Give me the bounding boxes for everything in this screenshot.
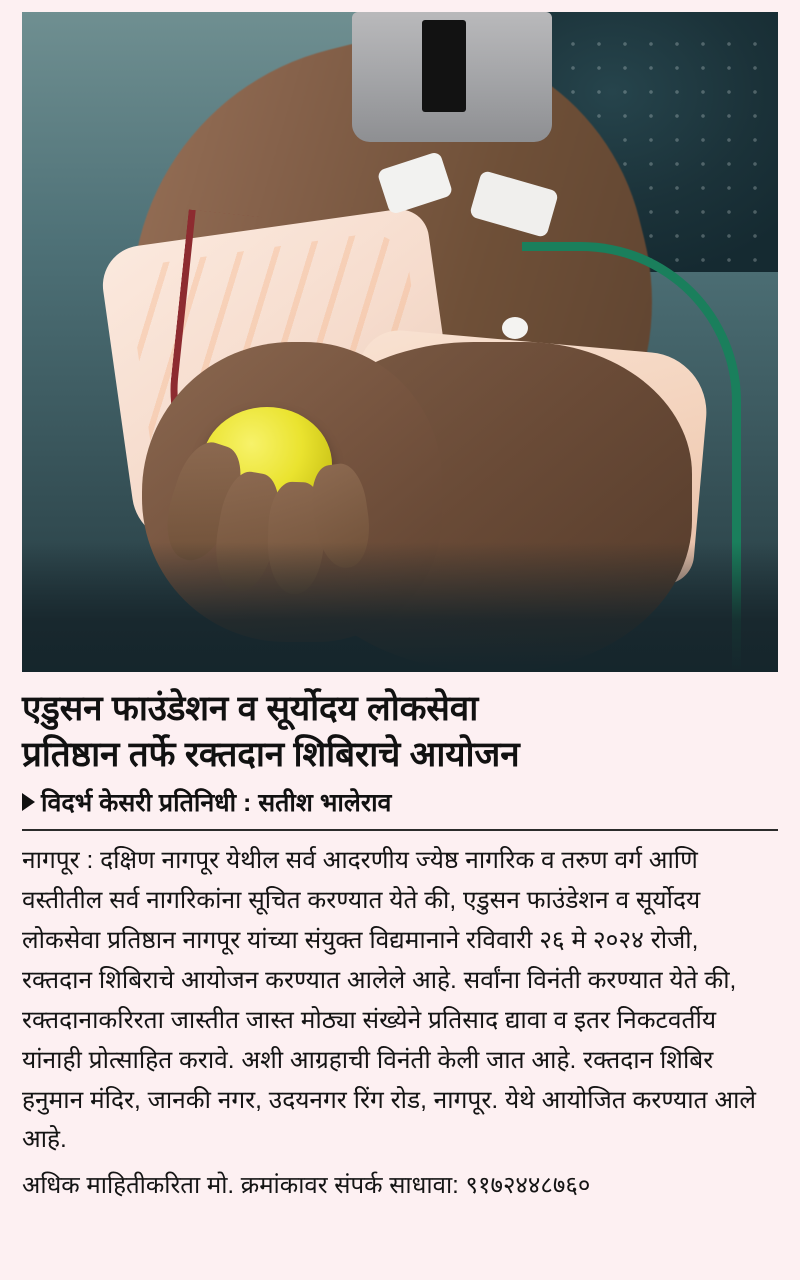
- article-body: नागपूर : दक्षिण नागपूर येथील सर्व आदरणीय ज्येष्ठ नागरिक व तरुण वर्ग आणि वस्तीतील सर्व नागरिकांना सूचित करण्यात येते की, एडुसन फाउंडेशन व सूर्योदय लोकसेवा प्रतिष्ठान नागपूर यांच्या संयुक्त विद्यमानाने रविवारी २६ मे २०२४ रोजी, रक्तदान शिबिराचे आयोजन करण्यात आलेले आहे. सर्वांना विनंती करण्यात येते की, रक्तदानाकरिरता जास्तीत जास्त मोठ्या संख्येने प्रतिसाद द्यावा व इतर निकटवर्तीय यांनाही प्रोत्साहित करावे. अशी आग्रहाची विनंती केली जात आहे. रक्तदान शिबिर हनुमान मंदिर, जानकी नगर, उदयनगर रिंग रोड, नागपूर. येथे आयोजित करण्यात आले आहे.: [22, 847, 756, 1154]
- photo-bottom-shadow: [22, 542, 778, 672]
- article-content: [22, 686, 778, 1228]
- triangle-bullet-icon: [22, 793, 35, 811]
- article-photo: [22, 12, 778, 672]
- photo-canvas: [22, 12, 778, 672]
- article-byline: [22, 785, 778, 819]
- header-divider: [22, 829, 778, 831]
- article-contact: अधिक माहितीकरिता मो. क्रमांकावर संपर्क साधावा: ९१७२४४८७६०: [22, 1172, 591, 1200]
- photo-cuff-strap: [422, 20, 466, 112]
- article-headline: [22, 686, 778, 777]
- byline-text: विदर्भ केसरी प्रतिनिधी : सतीश भालेराव: [41, 789, 392, 817]
- photo-cotton-swab: [502, 317, 528, 339]
- headline-line-1: एडुसन फाउंडेशन व सूर्योदय लोकसेवा: [22, 689, 479, 728]
- headline-line-2: प्रतिष्ठान तर्फे रक्तदान शिबिराचे आयोजन: [22, 734, 520, 774]
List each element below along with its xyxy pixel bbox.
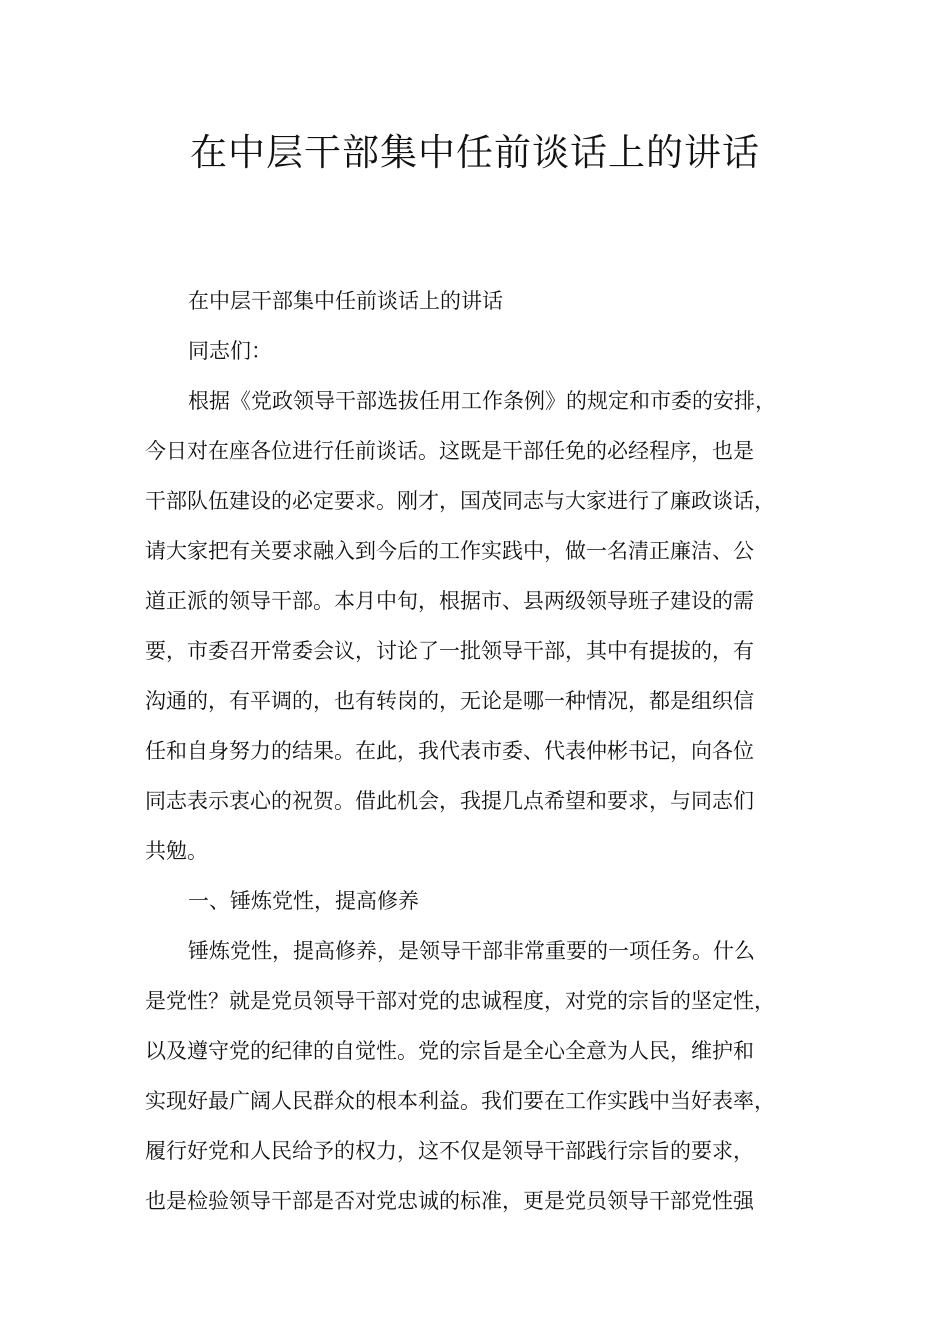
- body-line: 在中层干部集中任前谈话上的讲话: [188, 289, 503, 313]
- body-line: 任和自身努力的结果。在此，我代表市委、代表仲彬书记，向各位: [145, 739, 754, 763]
- body-line: 今日对在座各位进行任前谈话。这既是干部任免的必经程序，也是: [145, 439, 754, 463]
- body-line: 请大家把有关要求融入到今后的工作实践中，做一名清正廉洁、公: [145, 539, 754, 563]
- body-line: 履行好党和人民给予的权力，这不仅是领导干部践行宗旨的要求，: [145, 1139, 754, 1163]
- body-line: 实现好最广阔人民群众的根本利益。我们要在工作实践中当好表率，: [145, 1089, 775, 1113]
- body-line: 干部队伍建设的必定要求。刚才，国茂同志与大家进行了廉政谈话，: [145, 489, 775, 513]
- body-line: 同志表示衷心的祝贺。借此机会，我提几点希望和要求，与同志们: [145, 789, 754, 813]
- body-line: 要，市委召开常委会议，讨论了一批领导干部，其中有提拔的，有: [145, 639, 754, 663]
- body-line: 锤炼党性，提高修养，是领导干部非常重要的一项任务。什么: [188, 939, 755, 963]
- body-line: 沟通的，有平调的，也有转岗的，无论是哪一种情况，都是组织信: [145, 689, 754, 713]
- body-line: 共勉。: [145, 839, 208, 863]
- document-title: 在中层干部集中任前谈话上的讲话: [190, 131, 760, 174]
- document-body: [145, 276, 835, 1226]
- body-line: 道正派的领导干部。本月中旬，根据市、县两级领导班子建设的需: [145, 589, 754, 613]
- section-heading: 一、锤炼党性，提高修养: [188, 889, 419, 913]
- body-line: 以及遵守党的纪律的自觉性。党的宗旨是全心全意为人民，维护和: [145, 1039, 754, 1063]
- body-line: 同志们：: [188, 339, 272, 363]
- body-line: 也是检验领导干部是否对党忠诚的标准，更是党员领导干部党性强: [145, 1189, 754, 1213]
- body-line: 根据《党政领导干部选拔任用工作条例》的规定和市委的安排，: [188, 389, 776, 413]
- body-line: 是党性？就是党员领导干部对党的忠诚程度，对党的宗旨的坚定性，: [145, 989, 775, 1013]
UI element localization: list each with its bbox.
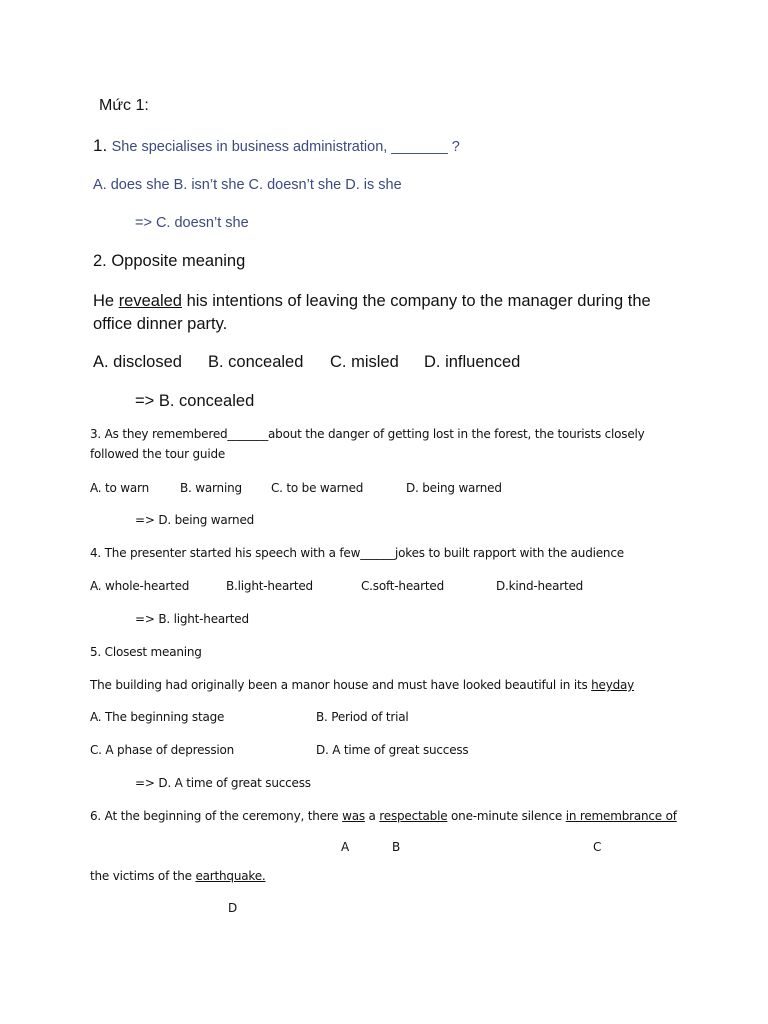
question-6-underlined-a: was (342, 809, 365, 823)
question-4-stem: 4. The presenter started his speech with a few______jokes to built rapport with the audience (90, 546, 624, 560)
question-4-option-d: D.kind-hearted (496, 579, 584, 593)
question-4-option-b: B.light-hearted (226, 579, 313, 593)
question-3-option-d: D. being warned (406, 481, 502, 495)
question-1-number: 1. (93, 136, 108, 155)
question-4-option-c: C.soft-hearted (361, 579, 445, 593)
question-6-stem-line-2 (90, 869, 266, 883)
question-2-option-b: B. concealed (208, 353, 304, 371)
question-2-title: 2. Opposite meaning (93, 252, 246, 270)
question-6-text-4: the victims of the (90, 869, 196, 883)
question-1-stem: She specialises in business administration, _______ ? (111, 139, 460, 155)
question-1 (93, 136, 460, 156)
question-6-underlined-c: in remembrance of (565, 809, 677, 823)
question-2-option-a: A. disclosed (93, 353, 182, 371)
question-5-option-a: A. The beginning stage (90, 710, 225, 724)
question-5-option-b: B. Period of trial (316, 710, 409, 724)
question-5-answer: => D. A time of great success (135, 776, 311, 790)
question-6-text-3: one-minute silence (447, 809, 566, 823)
level-heading: Mức 1: (99, 97, 149, 114)
question-3-option-b: B. warning (180, 481, 242, 495)
question-3-answer: => D. being warned (135, 513, 255, 527)
question-2-answer: => B. concealed (135, 392, 255, 410)
question-6-marker-d: D (228, 901, 238, 915)
question-6-marker-c: C (593, 840, 602, 854)
question-6-underlined-d: earthquake. (195, 869, 266, 883)
question-2-underlined-word: revealed (118, 292, 182, 310)
question-1-answer: => C. doesn’t she (135, 215, 249, 231)
question-6-marker-a: A (341, 840, 350, 854)
question-4-option-a: A. whole-hearted (90, 579, 190, 593)
question-6-underlined-b: respectable (379, 809, 448, 823)
question-5-stem-start: The building had originally been a manor house and must have looked beautiful in its (90, 678, 592, 692)
question-2-option-c: C. misled (330, 353, 399, 371)
question-3-stem-line-2: followed the tour guide (90, 447, 226, 461)
question-5-option-c: C. A phase of depression (90, 743, 235, 757)
question-6-text-1: 6. At the beginning of the ceremony, there (90, 809, 343, 823)
question-5-stem (90, 678, 634, 692)
question-6-text-2: a (364, 809, 380, 823)
question-6-stem-line-1 (90, 809, 677, 823)
question-1-options: A. does she B. isn’t she C. doesn’t she D. is she (93, 177, 402, 193)
question-3-stem-line-1: 3. As they remembered_______about the danger of getting lost in the forest, the tourists closely (90, 427, 645, 441)
question-2-stem-start: He (93, 292, 119, 310)
question-5-title: 5. Closest meaning (90, 645, 202, 659)
question-6-marker-b: B (392, 840, 401, 854)
question-3-option-a: A. to warn (90, 481, 149, 495)
question-5-underlined-word: heyday (591, 678, 635, 692)
question-5-option-d: D. A time of great success (316, 743, 469, 757)
question-2-stem-end: his intentions of leaving the company to the manager during the office dinner party. (93, 292, 651, 333)
question-2-option-d: D. influenced (424, 353, 521, 371)
question-3-option-c: C. to be warned (271, 481, 364, 495)
question-4-answer: => B. light-hearted (135, 612, 249, 626)
question-2-stem (93, 290, 693, 336)
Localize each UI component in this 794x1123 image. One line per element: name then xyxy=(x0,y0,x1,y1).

### Énoncé de la tâche
Pouvez-vous recopier les lignes allant de celle qui contient « question-6-underlined-a: was (342, 809, 365, 823) » jusqu'à celle qui contient « question-4-option-b: B.light-hearted (226, 579, 313, 593) », bornes comprises, en changeant « presenter » en « speaker » ?

### Solution du problème
question-6-underlined-a: was (342, 809, 365, 823)
question-4-stem: 4. The speaker started his speech with a few______jokes to built rapport with the audience (90, 546, 624, 560)
question-4-option-d: D.kind-hearted (496, 579, 584, 593)
question-4-option-b: B.light-hearted (226, 579, 313, 593)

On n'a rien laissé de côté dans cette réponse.